▶ **Stated task**: Give the listing again exactly, omitting its images.

▶ **Entries**:

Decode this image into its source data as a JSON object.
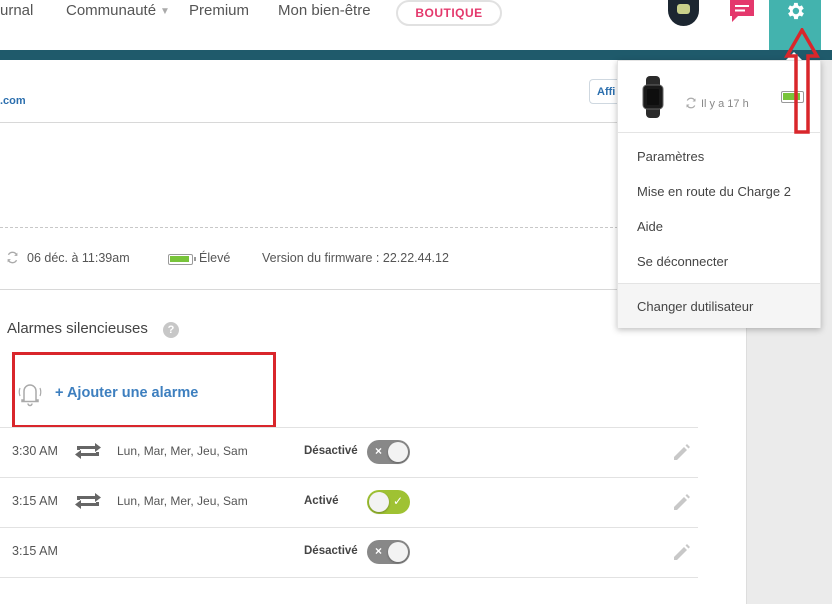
{
  "nav": {
    "journal": "urnal",
    "community": "Communauté",
    "premium": "Premium",
    "wellbeing": "Mon bien-être",
    "shop": "BOUTIQUE"
  },
  "account": {
    "email_fragment": ".com",
    "display_button": "Affi"
  },
  "device": {
    "last_sync": "06 déc. à 11:39am",
    "battery": "Élevé",
    "firmware": "Version du firmware : 22.22.44.12"
  },
  "alarms": {
    "title": "Alarmes silencieuses",
    "help": "?",
    "add_label": "+ Ajouter une alarme",
    "rows": [
      {
        "time": "3:30 AM",
        "days": "Lun, Mar, Mer, Jeu, Sam",
        "status": "Désactivé",
        "on": false,
        "mark": "×"
      },
      {
        "time": "3:15 AM",
        "days": "Lun, Mar, Mer, Jeu, Sam",
        "status": "Activé",
        "on": true,
        "mark": "✓"
      },
      {
        "time": "3:15 AM",
        "days": "",
        "status": "Désactivé",
        "on": false,
        "mark": "×"
      }
    ]
  },
  "dropdown": {
    "sync_ago": "Il y a 17 h",
    "items": [
      "Paramètres",
      "Mise en route du Charge 2",
      "Aide",
      "Se déconnecter"
    ],
    "footer": "Changer dutilisateur"
  },
  "colors": {
    "teal_bar": "#1f5a6b",
    "gear_bg": "#43b3ae",
    "shop_text": "#e4386c",
    "link_blue": "#3d7fbf",
    "annotation_red": "#d9262b",
    "toggle_on": "#9fc233"
  }
}
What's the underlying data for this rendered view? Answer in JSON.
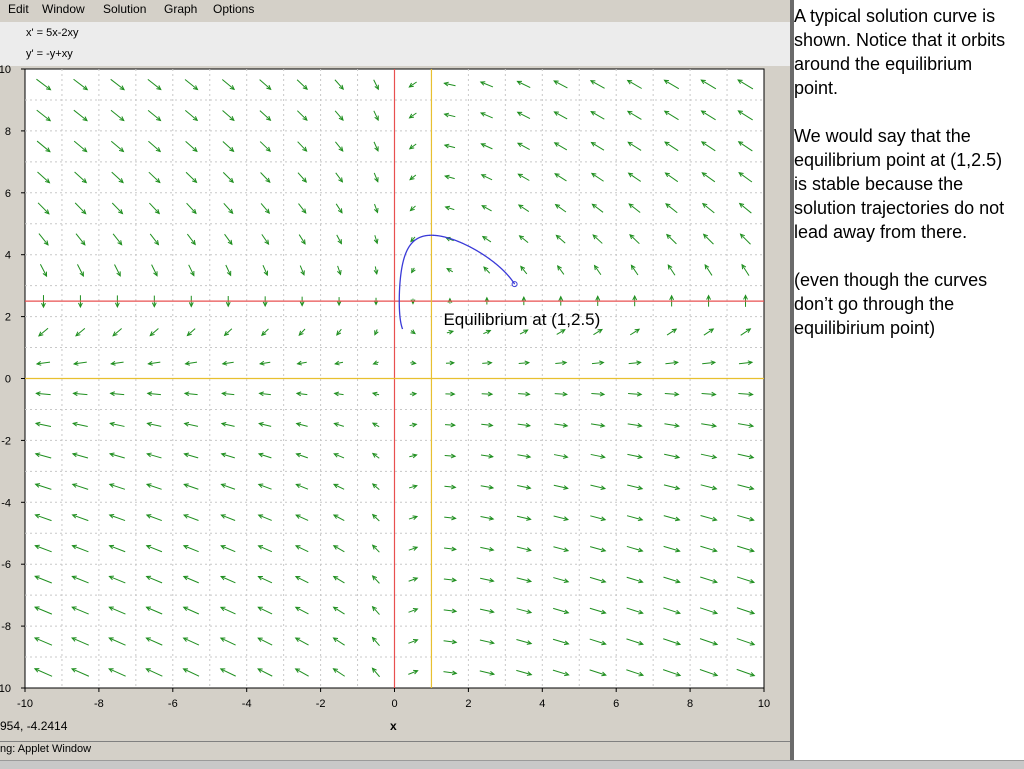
{
  "menu": {
    "items": [
      "Edit",
      "Window",
      "Solution",
      "Graph",
      "Options"
    ]
  },
  "equations": {
    "x_prime": "x' = 5x-2xy",
    "y_prime": "y' = -y+xy"
  },
  "chart_data": {
    "type": "direction-field",
    "system": {
      "dx": "5x-2xy",
      "dy": "-y+xy"
    },
    "xlim": [
      -10,
      10
    ],
    "ylim": [
      -10,
      10
    ],
    "xlabel": "x",
    "ylabel": "",
    "x_ticks": [
      "-10",
      "-8",
      "-6",
      "-4",
      "-2",
      "0",
      "2",
      "4",
      "6",
      "8",
      "10"
    ],
    "y_ticks": [
      "10",
      "8",
      "6",
      "4",
      "2",
      "0",
      "-2",
      "-4",
      "-6",
      "-8",
      "-10"
    ],
    "grid": true,
    "nullclines": [
      {
        "name": "x' = 0 (x = 0)",
        "color": "#e85050"
      },
      {
        "name": "x' = 0 (y = 2.5)",
        "color": "#e85050"
      },
      {
        "name": "y' = 0 (y = 0)",
        "color": "#e8c030"
      },
      {
        "name": "y' = 0 (x = 1)",
        "color": "#e8c030"
      }
    ],
    "equilibrium": {
      "x": 1,
      "y": 2.5
    },
    "solution_curve": {
      "color": "#3a3ad8",
      "initial_point": {
        "x": 3.25,
        "y": 3.05
      }
    },
    "annotation": "Equilibrium at (1,2.5)"
  },
  "colors": {
    "field_arrow": "#1f8f1f",
    "grid": "#c8c8c8"
  },
  "coord_readout": "954, -4.2414",
  "x_axis_label": "x",
  "status": "ng: Applet Window",
  "notes": {
    "p1": "A typical solution curve is shown.  Notice that it orbits around the equilibrium point.",
    "p2": "We would say that the equilibrium point at (1,2.5) is stable because the solution trajectories do not lead away from there.",
    "p3": "(even though the curves don’t go through the equilibirium point)"
  }
}
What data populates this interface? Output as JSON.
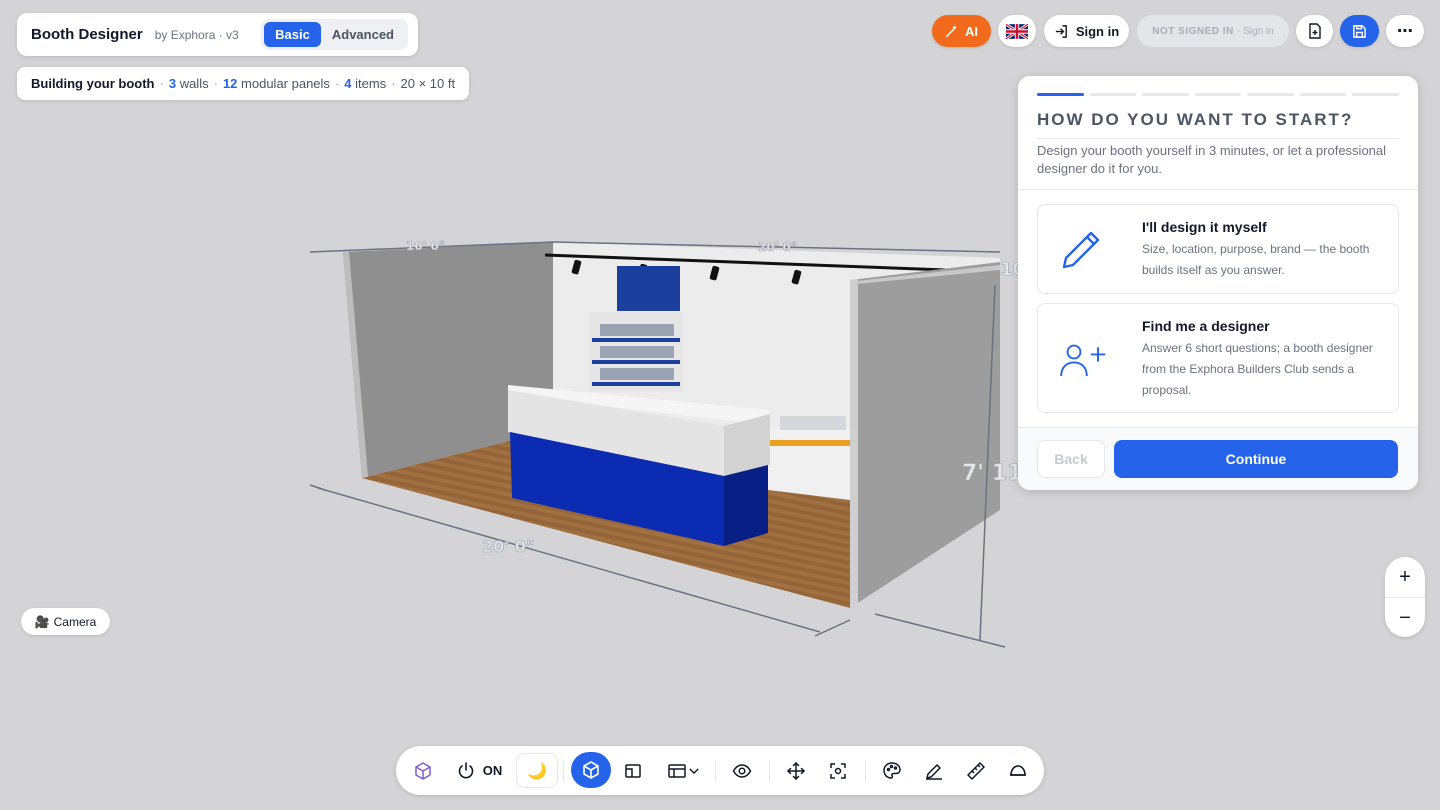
{
  "header": {
    "title": "Booth Designer",
    "subtitle": "by Exphora · v3",
    "modes": [
      "Basic",
      "Advanced"
    ],
    "active_mode": "Basic"
  },
  "stats": {
    "prefix": "Building your booth",
    "walls_count": "3",
    "walls_label": "walls",
    "panels_count": "12",
    "panels_label": "modular panels",
    "items_count": "4",
    "items_label": "items",
    "size": "20 × 10 ft"
  },
  "topbar": {
    "ai_label": "AI",
    "language_icon": "uk-flag-icon",
    "signin_label": "Sign in",
    "status_label": "NOT SIGNED IN",
    "status_link": "Sign in"
  },
  "scene": {
    "dim_left_top": "10' 0\"",
    "dim_back": "20' 0\"",
    "dim_front": "20' 0\"",
    "dim_height": "7' 11",
    "dim_right_top": "10"
  },
  "wizard": {
    "steps_total": 7,
    "step_current": 1,
    "title": "HOW DO YOU WANT TO START?",
    "description": "Design your booth yourself in 3 minutes, or let a professional designer do it for you.",
    "option1_title": "I'll design it myself",
    "option1_desc": "Size, location, purpose, brand — the booth builds itself as you answer.",
    "option2_title": "Find me a designer",
    "option2_desc": "Answer 6 short questions; a booth designer from the Exphora Builders Club sends a proposal.",
    "back_label": "Back",
    "continue_label": "Continue"
  },
  "camera_label": "Camera",
  "zoom": {
    "in": "+",
    "out": "−"
  },
  "toolbar": {
    "power_label": "ON",
    "icons": [
      "cube-outline-icon",
      "power-icon",
      "moon-icon",
      "cube-icon",
      "floorplan-icon",
      "layout-icon",
      "eye-icon",
      "move-icon",
      "focus-icon",
      "palette-icon",
      "pen-icon",
      "ruler-icon",
      "dome-light-icon"
    ]
  },
  "colors": {
    "accent": "#2563eb",
    "ai_orange": "#f26a1b",
    "counter_blue": "#0b2bb3",
    "floor_wood": "#9a6a3c"
  }
}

▶ **Full output**:
Decode this image into its source data as a JSON object.
{
  "nav": {
    "journal": "urnal",
    "community": "Communauté",
    "premium": "Premium",
    "wellbeing": "Mon bien-être",
    "shop": "BOUTIQUE"
  },
  "account": {
    "email_fragment": ".com",
    "display_button": "Affi"
  },
  "device": {
    "last_sync": "06 déc. à 11:39am",
    "battery": "Élevé",
    "firmware": "Version du firmware : 22.22.44.12"
  },
  "alarms": {
    "title": "Alarmes silencieuses",
    "help": "?",
    "add_label": "+ Ajouter une alarme",
    "rows": [
      {
        "time": "3:30 AM",
        "days": "Lun, Mar, Mer, Jeu, Sam",
        "status": "Désactivé",
        "on": false,
        "mark": "×"
      },
      {
        "time": "3:15 AM",
        "days": "Lun, Mar, Mer, Jeu, Sam",
        "status": "Activé",
        "on": true,
        "mark": "✓"
      },
      {
        "time": "3:15 AM",
        "days": "",
        "status": "Désactivé",
        "on": false,
        "mark": "×"
      }
    ]
  },
  "dropdown": {
    "sync_ago": "Il y a 17 h",
    "items": [
      "Paramètres",
      "Mise en route du Charge 2",
      "Aide",
      "Se déconnecter"
    ],
    "footer": "Changer dutilisateur"
  },
  "colors": {
    "teal_bar": "#1f5a6b",
    "gear_bg": "#43b3ae",
    "shop_text": "#e4386c",
    "link_blue": "#3d7fbf",
    "annotation_red": "#d9262b",
    "toggle_on": "#9fc233"
  }
}
What's the underlying data for this rendered view? Answer in JSON.
{
  "menu": {
    "items": [
      "Edit",
      "Window",
      "Solution",
      "Graph",
      "Options"
    ]
  },
  "equations": {
    "x_prime": "x' = 5x-2xy",
    "y_prime": "y' = -y+xy"
  },
  "chart_data": {
    "type": "direction-field",
    "system": {
      "dx": "5x-2xy",
      "dy": "-y+xy"
    },
    "xlim": [
      -10,
      10
    ],
    "ylim": [
      -10,
      10
    ],
    "xlabel": "x",
    "ylabel": "",
    "x_ticks": [
      "-10",
      "-8",
      "-6",
      "-4",
      "-2",
      "0",
      "2",
      "4",
      "6",
      "8",
      "10"
    ],
    "y_ticks": [
      "10",
      "8",
      "6",
      "4",
      "2",
      "0",
      "-2",
      "-4",
      "-6",
      "-8",
      "-10"
    ],
    "grid": true,
    "nullclines": [
      {
        "name": "x' = 0 (x = 0)",
        "color": "#e85050"
      },
      {
        "name": "x' = 0 (y = 2.5)",
        "color": "#e85050"
      },
      {
        "name": "y' = 0 (y = 0)",
        "color": "#e8c030"
      },
      {
        "name": "y' = 0 (x = 1)",
        "color": "#e8c030"
      }
    ],
    "equilibrium": {
      "x": 1,
      "y": 2.5
    },
    "solution_curve": {
      "color": "#3a3ad8",
      "initial_point": {
        "x": 3.25,
        "y": 3.05
      }
    },
    "annotation": "Equilibrium at (1,2.5)"
  },
  "colors": {
    "field_arrow": "#1f8f1f",
    "grid": "#c8c8c8"
  },
  "coord_readout": "954, -4.2414",
  "x_axis_label": "x",
  "status": "ng: Applet Window",
  "notes": {
    "p1": "A typical solution curve is shown.  Notice that it orbits around the equilibrium point.",
    "p2": "We would say that the equilibrium point at (1,2.5) is stable because the solution trajectories do not lead away from there.",
    "p3": "(even though the curves don’t go through the equilibirium point)"
  }
}
What data populates this interface? Output as JSON.
{
  "header": {
    "title": "Booth Designer",
    "subtitle": "by Exphora · v3",
    "modes": [
      "Basic",
      "Advanced"
    ],
    "active_mode": "Basic"
  },
  "stats": {
    "prefix": "Building your booth",
    "walls_count": "3",
    "walls_label": "walls",
    "panels_count": "12",
    "panels_label": "modular panels",
    "items_count": "4",
    "items_label": "items",
    "size": "20 × 10 ft"
  },
  "topbar": {
    "ai_label": "AI",
    "language_icon": "uk-flag-icon",
    "signin_label": "Sign in",
    "status_label": "NOT SIGNED IN",
    "status_link": "Sign in"
  },
  "scene": {
    "dim_left_top": "10' 0\"",
    "dim_back": "20' 0\"",
    "dim_front": "20' 0\"",
    "dim_height": "7' 11",
    "dim_right_top": "10"
  },
  "wizard": {
    "steps_total": 7,
    "step_current": 1,
    "title": "HOW DO YOU WANT TO START?",
    "description": "Design your booth yourself in 3 minutes, or let a professional designer do it for you.",
    "option1_title": "I'll design it myself",
    "option1_desc": "Size, location, purpose, brand — the booth builds itself as you answer.",
    "option2_title": "Find me a designer",
    "option2_desc": "Answer 6 short questions; a booth designer from the Exphora Builders Club sends a proposal.",
    "back_label": "Back",
    "continue_label": "Continue"
  },
  "camera_label": "Camera",
  "zoom": {
    "in": "+",
    "out": "−"
  },
  "toolbar": {
    "power_label": "ON",
    "icons": [
      "cube-outline-icon",
      "power-icon",
      "moon-icon",
      "cube-icon",
      "floorplan-icon",
      "layout-icon",
      "eye-icon",
      "move-icon",
      "focus-icon",
      "palette-icon",
      "pen-icon",
      "ruler-icon",
      "dome-light-icon"
    ]
  },
  "colors": {
    "accent": "#2563eb",
    "ai_orange": "#f26a1b",
    "counter_blue": "#0b2bb3",
    "floor_wood": "#9a6a3c"
  }
}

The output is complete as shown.